[START Supplied data]

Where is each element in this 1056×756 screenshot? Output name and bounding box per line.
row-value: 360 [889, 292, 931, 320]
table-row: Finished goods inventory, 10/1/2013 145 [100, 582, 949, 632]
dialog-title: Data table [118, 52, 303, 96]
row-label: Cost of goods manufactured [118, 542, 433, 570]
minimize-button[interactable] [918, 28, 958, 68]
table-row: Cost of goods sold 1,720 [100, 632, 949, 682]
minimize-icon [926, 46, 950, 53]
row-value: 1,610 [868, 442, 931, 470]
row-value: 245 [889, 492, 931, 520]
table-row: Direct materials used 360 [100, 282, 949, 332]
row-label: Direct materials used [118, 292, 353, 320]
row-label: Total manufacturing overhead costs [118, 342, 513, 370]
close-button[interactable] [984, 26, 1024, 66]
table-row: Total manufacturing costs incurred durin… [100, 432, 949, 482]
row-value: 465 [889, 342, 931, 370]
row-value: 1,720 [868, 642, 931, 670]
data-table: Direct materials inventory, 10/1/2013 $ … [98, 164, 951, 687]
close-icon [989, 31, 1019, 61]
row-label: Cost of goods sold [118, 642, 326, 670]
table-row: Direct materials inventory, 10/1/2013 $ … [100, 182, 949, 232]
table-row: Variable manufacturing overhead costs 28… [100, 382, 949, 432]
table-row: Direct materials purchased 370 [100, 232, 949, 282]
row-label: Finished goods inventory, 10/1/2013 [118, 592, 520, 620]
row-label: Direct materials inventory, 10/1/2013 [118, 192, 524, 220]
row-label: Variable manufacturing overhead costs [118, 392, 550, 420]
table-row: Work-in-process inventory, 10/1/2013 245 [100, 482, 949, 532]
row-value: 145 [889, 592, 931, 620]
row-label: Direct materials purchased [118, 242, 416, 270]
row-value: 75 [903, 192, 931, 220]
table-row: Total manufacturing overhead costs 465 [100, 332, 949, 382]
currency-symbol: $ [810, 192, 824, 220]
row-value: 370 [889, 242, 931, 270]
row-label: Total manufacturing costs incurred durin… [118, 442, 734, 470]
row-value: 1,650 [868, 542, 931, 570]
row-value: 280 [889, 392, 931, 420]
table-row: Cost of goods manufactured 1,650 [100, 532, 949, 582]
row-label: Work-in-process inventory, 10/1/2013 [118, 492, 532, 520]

[END Supplied data]

▸ **Given problem**: Copy the lines of the material from its first line through the line containing "table-row: Total manufacturing costs", with both of those lines included.

▸ **Answer**:
Where is each element in this 1056×756 screenshot? Output name and bounding box per line.
row-value: 360 [889, 292, 931, 320]
table-row: Finished goods inventory, 10/1/2013 145 [100, 582, 949, 632]
dialog-title: Data table [118, 52, 303, 96]
row-label: Cost of goods manufactured [118, 542, 433, 570]
minimize-button[interactable] [918, 28, 958, 68]
table-row: Cost of goods sold 1,720 [100, 632, 949, 682]
minimize-icon [926, 46, 950, 53]
row-value: 1,610 [868, 442, 931, 470]
row-value: 245 [889, 492, 931, 520]
table-row: Direct materials used 360 [100, 282, 949, 332]
row-label: Direct materials used [118, 292, 353, 320]
row-label: Total manufacturing overhead costs [118, 342, 513, 370]
close-button[interactable] [984, 26, 1024, 66]
table-row: Total manufacturing costs incurred durin… [100, 432, 949, 482]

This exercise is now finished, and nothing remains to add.